Sie warnen davor, dass «drei potenzielle Bären» das positive Bild trüben könnten: Eine grosse negative Wachstumsüberraschung, die einen weiteren Aktienrückgang auslöst, ein grösserer Zinsschock, der auf Anleihen mit langer Laufzeit lastet, und ein sich verstärkender Rückgang des Dollars, der Benchmark-Portfolios mit mehreren Anlageklassen in Mitleidenschaft zieht. Müller-Glissmann und seine Kollegen empfehlen Long-Volatilitäts- und Long-Skew-Optionsgeschäfte in der zweiten Jahreshälfte, nachdem die Volatilität in letzter Zeit wieder gesunken ist.

Mit zunehmender Risikobereitschaft nehmen auch die Verwerfungen zu. Die Renditen von Staatsanleihen sind zwar noch nicht wieder in der Gefahrenzone, befinden sich aber weiterhin auf einem hohen Niveau. Die 10-jährige Rendite liegt bei 4,3 Prozent, während die 30-jährige Rendite immer noch bei 5 Prozent liegt, ein Niveau, das im Mai die Aktienkurse ins Wanken brachte. Aus dem Protokoll der Fed geht hervor, dass eine Zinssenkung noch in diesem Monat kaum zu erwarten ist.

Händler an den Anleihemärkten halten Zinssenkungen in den USA zu einem späteren Zeitpunkt im Jahr für wahrscheinlich, da sie eine Verlangsamung der Wirtschaft erwarten. Bei den Aktien investieren die Anleger verstärkt in zyklische Werte, was darauf hindeutet, dass sie ein stärkeres Wachstum einpreisen.

Ihre Aufgabe: Geben Sie aus dem Marktbericht den Abschnitt wortgetreu wieder, der mit "Sie warnen davor, dass" beginnt und mit "wieder gesunken ist." endet.

Gegebene Datensätze:
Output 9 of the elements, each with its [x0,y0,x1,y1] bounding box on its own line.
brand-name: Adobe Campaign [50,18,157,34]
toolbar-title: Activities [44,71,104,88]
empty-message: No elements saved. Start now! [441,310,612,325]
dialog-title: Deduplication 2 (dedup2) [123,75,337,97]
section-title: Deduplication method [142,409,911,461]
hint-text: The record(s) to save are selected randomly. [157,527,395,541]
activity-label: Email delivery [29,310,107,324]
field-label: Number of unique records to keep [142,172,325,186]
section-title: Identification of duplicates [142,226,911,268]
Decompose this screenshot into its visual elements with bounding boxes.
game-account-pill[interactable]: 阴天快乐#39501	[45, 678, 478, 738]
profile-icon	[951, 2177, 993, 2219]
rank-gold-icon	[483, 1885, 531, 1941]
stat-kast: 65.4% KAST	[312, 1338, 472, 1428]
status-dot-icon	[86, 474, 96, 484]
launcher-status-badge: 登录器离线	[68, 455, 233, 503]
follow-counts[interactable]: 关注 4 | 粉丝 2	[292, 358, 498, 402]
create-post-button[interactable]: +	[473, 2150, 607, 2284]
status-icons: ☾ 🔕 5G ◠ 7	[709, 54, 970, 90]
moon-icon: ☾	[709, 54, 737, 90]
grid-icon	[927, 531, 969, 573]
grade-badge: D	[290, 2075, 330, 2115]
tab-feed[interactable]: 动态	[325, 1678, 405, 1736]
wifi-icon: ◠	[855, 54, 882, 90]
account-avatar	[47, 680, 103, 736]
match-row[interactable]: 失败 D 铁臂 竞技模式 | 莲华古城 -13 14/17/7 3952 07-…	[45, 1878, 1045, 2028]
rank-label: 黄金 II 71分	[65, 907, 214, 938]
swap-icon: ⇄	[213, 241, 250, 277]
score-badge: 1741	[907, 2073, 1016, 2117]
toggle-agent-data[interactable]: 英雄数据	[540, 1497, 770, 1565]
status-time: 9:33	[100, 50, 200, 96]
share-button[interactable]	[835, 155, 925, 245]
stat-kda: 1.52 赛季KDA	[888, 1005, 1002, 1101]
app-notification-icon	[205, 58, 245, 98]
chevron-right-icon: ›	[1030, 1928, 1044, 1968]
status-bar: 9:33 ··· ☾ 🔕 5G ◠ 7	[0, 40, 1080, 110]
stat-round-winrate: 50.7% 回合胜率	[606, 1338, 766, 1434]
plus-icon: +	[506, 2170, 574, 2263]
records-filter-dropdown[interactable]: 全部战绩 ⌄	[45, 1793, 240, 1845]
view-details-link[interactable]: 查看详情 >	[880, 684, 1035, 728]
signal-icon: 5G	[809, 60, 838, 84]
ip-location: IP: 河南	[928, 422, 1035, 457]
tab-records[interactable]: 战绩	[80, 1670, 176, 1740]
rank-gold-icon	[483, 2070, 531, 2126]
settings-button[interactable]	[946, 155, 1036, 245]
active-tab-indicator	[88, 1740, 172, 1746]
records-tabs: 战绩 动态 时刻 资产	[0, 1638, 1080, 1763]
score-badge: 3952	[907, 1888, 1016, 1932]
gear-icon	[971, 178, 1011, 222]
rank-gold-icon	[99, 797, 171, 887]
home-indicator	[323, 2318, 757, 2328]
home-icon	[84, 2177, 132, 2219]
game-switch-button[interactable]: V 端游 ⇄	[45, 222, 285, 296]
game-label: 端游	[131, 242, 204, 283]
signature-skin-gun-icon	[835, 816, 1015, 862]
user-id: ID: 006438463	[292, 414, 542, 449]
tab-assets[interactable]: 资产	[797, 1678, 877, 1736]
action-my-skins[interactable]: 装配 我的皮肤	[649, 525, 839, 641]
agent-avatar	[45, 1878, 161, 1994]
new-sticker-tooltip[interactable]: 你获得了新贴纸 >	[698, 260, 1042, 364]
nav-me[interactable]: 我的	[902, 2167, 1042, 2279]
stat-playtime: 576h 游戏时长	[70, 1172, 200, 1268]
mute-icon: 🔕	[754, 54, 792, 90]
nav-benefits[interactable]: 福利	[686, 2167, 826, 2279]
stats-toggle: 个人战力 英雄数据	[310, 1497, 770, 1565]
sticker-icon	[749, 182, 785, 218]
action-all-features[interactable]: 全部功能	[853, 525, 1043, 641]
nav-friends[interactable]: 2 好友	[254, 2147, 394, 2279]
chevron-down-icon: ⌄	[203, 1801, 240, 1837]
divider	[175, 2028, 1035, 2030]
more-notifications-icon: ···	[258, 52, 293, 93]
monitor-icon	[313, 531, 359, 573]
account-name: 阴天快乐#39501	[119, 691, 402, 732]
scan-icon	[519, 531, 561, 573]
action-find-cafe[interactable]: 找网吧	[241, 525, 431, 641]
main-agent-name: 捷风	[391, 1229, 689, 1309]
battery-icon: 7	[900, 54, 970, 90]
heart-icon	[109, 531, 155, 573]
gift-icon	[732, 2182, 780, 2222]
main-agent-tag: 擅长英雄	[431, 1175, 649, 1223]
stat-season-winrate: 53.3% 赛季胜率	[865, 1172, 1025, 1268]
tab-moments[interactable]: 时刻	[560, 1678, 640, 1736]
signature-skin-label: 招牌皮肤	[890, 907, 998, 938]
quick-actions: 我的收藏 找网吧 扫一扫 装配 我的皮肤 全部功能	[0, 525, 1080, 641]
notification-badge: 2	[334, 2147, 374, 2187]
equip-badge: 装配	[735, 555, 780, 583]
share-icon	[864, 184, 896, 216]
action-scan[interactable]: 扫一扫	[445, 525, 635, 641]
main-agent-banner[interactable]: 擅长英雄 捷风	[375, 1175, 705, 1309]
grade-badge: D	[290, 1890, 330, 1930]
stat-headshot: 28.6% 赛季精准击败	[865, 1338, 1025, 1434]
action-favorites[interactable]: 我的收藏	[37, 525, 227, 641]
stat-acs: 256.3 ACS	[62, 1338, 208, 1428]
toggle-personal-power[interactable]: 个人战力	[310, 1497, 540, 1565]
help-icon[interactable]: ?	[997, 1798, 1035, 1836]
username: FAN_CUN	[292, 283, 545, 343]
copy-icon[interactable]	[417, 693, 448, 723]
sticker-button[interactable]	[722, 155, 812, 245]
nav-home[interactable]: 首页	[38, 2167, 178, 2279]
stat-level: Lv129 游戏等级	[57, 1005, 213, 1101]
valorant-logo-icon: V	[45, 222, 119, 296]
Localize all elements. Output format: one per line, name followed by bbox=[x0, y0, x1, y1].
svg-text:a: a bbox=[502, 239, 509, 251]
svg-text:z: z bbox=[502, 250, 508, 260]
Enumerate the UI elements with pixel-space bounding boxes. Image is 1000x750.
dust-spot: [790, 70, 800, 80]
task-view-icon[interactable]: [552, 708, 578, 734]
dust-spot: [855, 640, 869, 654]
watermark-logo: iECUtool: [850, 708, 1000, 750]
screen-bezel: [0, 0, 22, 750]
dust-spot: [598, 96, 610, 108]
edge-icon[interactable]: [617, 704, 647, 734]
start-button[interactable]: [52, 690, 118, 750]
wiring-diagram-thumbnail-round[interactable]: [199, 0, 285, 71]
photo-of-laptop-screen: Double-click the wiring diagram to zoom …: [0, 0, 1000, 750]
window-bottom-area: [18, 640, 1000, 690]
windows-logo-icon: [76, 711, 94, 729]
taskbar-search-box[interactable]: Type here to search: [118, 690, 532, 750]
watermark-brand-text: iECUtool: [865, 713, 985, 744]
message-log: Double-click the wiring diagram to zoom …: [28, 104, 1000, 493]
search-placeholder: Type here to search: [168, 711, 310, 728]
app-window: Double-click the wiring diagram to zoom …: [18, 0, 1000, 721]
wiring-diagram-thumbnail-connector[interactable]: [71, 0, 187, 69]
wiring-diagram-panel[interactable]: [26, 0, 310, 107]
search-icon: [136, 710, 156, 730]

Vollständige Antwort:
Sie warnen davor, dass «drei potenzielle Bären» das positive Bild trüben könnten: Eine grosse negative Wachstumsüberraschung, die einen weiteren Aktienrückgang auslöst, ein grösserer Zinsschock, der auf Anleihen mit langer Laufzeit lastet, und ein sich verstärkender Rückgang des Dollars, der Benchmark-Portfolios mit mehreren Anlageklassen in Mitleidenschaft zieht. Müller-Glissmann und seine Kollegen empfehlen Long-Volatilitäts- und Long-Skew-Optionsgeschäfte in der zweiten Jahreshälfte, nachdem die Volatilität in letzter Zeit wieder gesunken ist.